# GIVEN PROBLEM
Look through the material below. Copy each line that contains the string "title".

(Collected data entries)
^^^^^^^^
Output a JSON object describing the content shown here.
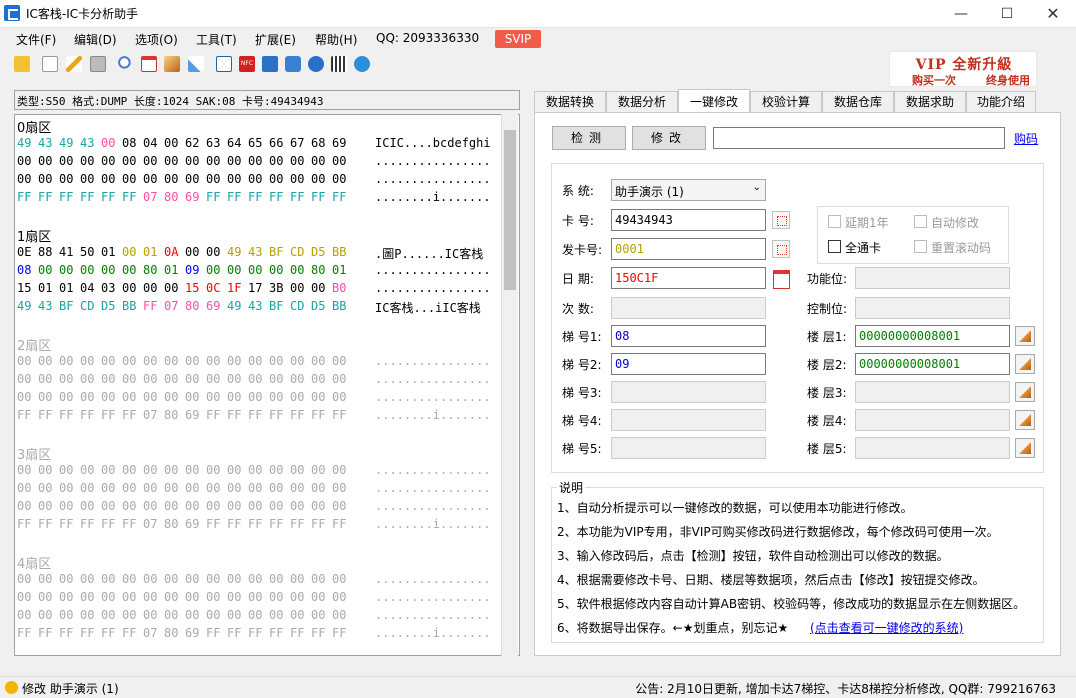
{
  "window": {
    "title": "IC客栈-IC卡分析助手"
  },
  "menu": [
    "文件(F)",
    "编辑(D)",
    "选项(O)",
    "工具(T)",
    "扩展(E)",
    "帮助(H)"
  ],
  "qq": "QQ:  2093336330",
  "svip": "SVIP",
  "vip_banner": {
    "title": "VIP 全新升級",
    "left": "购买一次",
    "right": "终身使用"
  },
  "toolbar_icons": [
    "folder-icon",
    "new-file-icon",
    "edit-icon",
    "save-icon",
    "search-icon",
    "calendar-icon",
    "stairs-icon",
    "brush-icon",
    "export-icon",
    "nfc-icon",
    "copy-icon",
    "find-icon",
    "help-icon",
    "qrcode-icon",
    "settings-icon"
  ],
  "info_bar": "类型:S50 格式:DUMP 长度:1024 SAK:08 卡号:49434943",
  "sectors": [
    {
      "title": "0扇区",
      "active": true,
      "rows": [
        {
          "hex": [
            "49",
            "43",
            "49",
            "43",
            "00",
            "08",
            "04",
            "00",
            "62",
            "63",
            "64",
            "65",
            "66",
            "67",
            "68",
            "69"
          ],
          "colors": [
            "teal",
            "teal",
            "teal",
            "teal",
            "pnk",
            "",
            "",
            "",
            "",
            "",
            "",
            "",
            "",
            "",
            "",
            ""
          ],
          "ascii": "ICIC....bcdefghi"
        },
        {
          "hex": [
            "00",
            "00",
            "00",
            "00",
            "00",
            "00",
            "00",
            "00",
            "00",
            "00",
            "00",
            "00",
            "00",
            "00",
            "00",
            "00"
          ],
          "colors": [],
          "ascii": "................"
        },
        {
          "hex": [
            "00",
            "00",
            "00",
            "00",
            "00",
            "00",
            "00",
            "00",
            "00",
            "00",
            "00",
            "00",
            "00",
            "00",
            "00",
            "00"
          ],
          "colors": [],
          "ascii": "................"
        },
        {
          "hex": [
            "FF",
            "FF",
            "FF",
            "FF",
            "FF",
            "FF",
            "07",
            "80",
            "69",
            "FF",
            "FF",
            "FF",
            "FF",
            "FF",
            "FF",
            "FF"
          ],
          "colors": [
            "teal",
            "teal",
            "teal",
            "teal",
            "teal",
            "teal",
            "pnk",
            "pnk",
            "pnk",
            "teal",
            "teal",
            "teal",
            "teal",
            "teal",
            "teal",
            "teal"
          ],
          "ascii": "........i......."
        }
      ]
    },
    {
      "title": "1扇区",
      "active": true,
      "rows": [
        {
          "hex": [
            "0E",
            "88",
            "41",
            "50",
            "01",
            "00",
            "01",
            "0A",
            "00",
            "00",
            "49",
            "43",
            "BF",
            "CD",
            "D5",
            "BB"
          ],
          "colors": [
            "",
            "",
            "",
            "",
            "",
            "olv",
            "olv",
            "red",
            "",
            "",
            "olv",
            "olv",
            "olv",
            "olv",
            "olv",
            "olv"
          ],
          "ascii": ".圖P......IC客栈"
        },
        {
          "hex": [
            "08",
            "00",
            "00",
            "00",
            "00",
            "00",
            "80",
            "01",
            "09",
            "00",
            "00",
            "00",
            "00",
            "00",
            "80",
            "01"
          ],
          "colors": [
            "blu",
            "grn",
            "grn",
            "grn",
            "grn",
            "grn",
            "grn",
            "grn",
            "blu",
            "grn",
            "grn",
            "grn",
            "grn",
            "grn",
            "grn",
            "grn"
          ],
          "ascii": "................"
        },
        {
          "hex": [
            "15",
            "01",
            "01",
            "04",
            "03",
            "00",
            "00",
            "00",
            "15",
            "0C",
            "1F",
            "17",
            "3B",
            "00",
            "00",
            "B0"
          ],
          "colors": [
            "",
            "",
            "",
            "",
            "",
            "",
            "",
            "",
            "red",
            "red",
            "red",
            "",
            "",
            "",
            "",
            "pnk"
          ],
          "ascii": "................"
        },
        {
          "hex": [
            "49",
            "43",
            "BF",
            "CD",
            "D5",
            "BB",
            "FF",
            "07",
            "80",
            "69",
            "49",
            "43",
            "BF",
            "CD",
            "D5",
            "BB"
          ],
          "colors": [
            "teal",
            "teal",
            "teal",
            "teal",
            "teal",
            "teal",
            "pnk",
            "pnk",
            "pnk",
            "pnk",
            "teal",
            "teal",
            "teal",
            "teal",
            "teal",
            "teal"
          ],
          "ascii": "IC客栈...iIC客栈"
        }
      ]
    },
    {
      "title": "2扇区",
      "active": false
    },
    {
      "title": "3扇区",
      "active": false
    },
    {
      "title": "4扇区",
      "active": false
    }
  ],
  "empty_rows": [
    {
      "hex": [
        "00",
        "00",
        "00",
        "00",
        "00",
        "00",
        "00",
        "00",
        "00",
        "00",
        "00",
        "00",
        "00",
        "00",
        "00",
        "00"
      ],
      "ascii": "................"
    },
    {
      "hex": [
        "00",
        "00",
        "00",
        "00",
        "00",
        "00",
        "00",
        "00",
        "00",
        "00",
        "00",
        "00",
        "00",
        "00",
        "00",
        "00"
      ],
      "ascii": "................"
    },
    {
      "hex": [
        "00",
        "00",
        "00",
        "00",
        "00",
        "00",
        "00",
        "00",
        "00",
        "00",
        "00",
        "00",
        "00",
        "00",
        "00",
        "00"
      ],
      "ascii": "................"
    },
    {
      "hex": [
        "FF",
        "FF",
        "FF",
        "FF",
        "FF",
        "FF",
        "07",
        "80",
        "69",
        "FF",
        "FF",
        "FF",
        "FF",
        "FF",
        "FF",
        "FF"
      ],
      "ascii": "........i......."
    }
  ],
  "tabs": [
    "数据转换",
    "数据分析",
    "一键修改",
    "校验计算",
    "数据仓库",
    "数据求助",
    "功能介绍"
  ],
  "active_tab": 2,
  "modify": {
    "detect_btn": "检测",
    "modify_btn": "修改",
    "code_input": "",
    "buy_link": "购码",
    "system_label": "系  统:",
    "system_value": "助手演示 (1)",
    "card_label": "卡  号:",
    "card_value": "49434943",
    "issue_label": "发卡号:",
    "issue_value": "0001",
    "date_label": "日  期:",
    "date_value": "150C1F",
    "count_label": "次  数:",
    "elevators": [
      {
        "label": "梯 号1:",
        "value": "08"
      },
      {
        "label": "梯 号2:",
        "value": "09"
      },
      {
        "label": "梯 号3:",
        "value": ""
      },
      {
        "label": "梯 号4:",
        "value": ""
      },
      {
        "label": "梯 号5:",
        "value": ""
      }
    ],
    "floors": [
      {
        "label": "楼 层1:",
        "value": "00000000008001"
      },
      {
        "label": "楼 层2:",
        "value": "00000000008001"
      },
      {
        "label": "楼 层3:",
        "value": ""
      },
      {
        "label": "楼 层4:",
        "value": ""
      },
      {
        "label": "楼 层5:",
        "value": ""
      }
    ],
    "func_label": "功能位:",
    "ctrl_label": "控制位:",
    "checkboxes": [
      {
        "label": "延期1年",
        "checked": false,
        "enabled": false
      },
      {
        "label": "自动修改",
        "checked": false,
        "enabled": false
      },
      {
        "label": "全通卡",
        "checked": false,
        "enabled": true
      },
      {
        "label": "重置滚动码",
        "checked": false,
        "enabled": false
      }
    ]
  },
  "notes": {
    "title": "说明",
    "lines": [
      "1、自动分析提示可以一键修改的数据，可以使用本功能进行修改。",
      "2、本功能为VIP专用，非VIP可购买修改码进行数据修改，每个修改码可使用一次。",
      "3、输入修改码后，点击【检测】按钮，软件自动检测出可以修改的数据。",
      "4、根据需要修改卡号、日期、楼层等数据项，然后点击【修改】按钮提交修改。",
      "5、软件根据修改内容自动计算AB密钥、校验码等，修改成功的数据显示在左侧数据区。",
      "6、将数据导出保存。←★划重点，别忘记★"
    ],
    "link": "(点击查看可一键修改的系统)"
  },
  "status": {
    "left": "修改 助手演示 (1)",
    "right": "公告: 2月10日更新, 增加卡达7梯控、卡达8梯控分析修改, QQ群: 799216763"
  }
}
^^^^^^^^
# EXPECTED ANSWER
    "title": "IC客栈-IC卡分析助手"
    "title": "VIP 全新升級",
      "title": "0扇区",
      "title": "1扇区",
      "title": "2扇区",
      "title": "3扇区",
      "title": "4扇区",
    "title": "说明",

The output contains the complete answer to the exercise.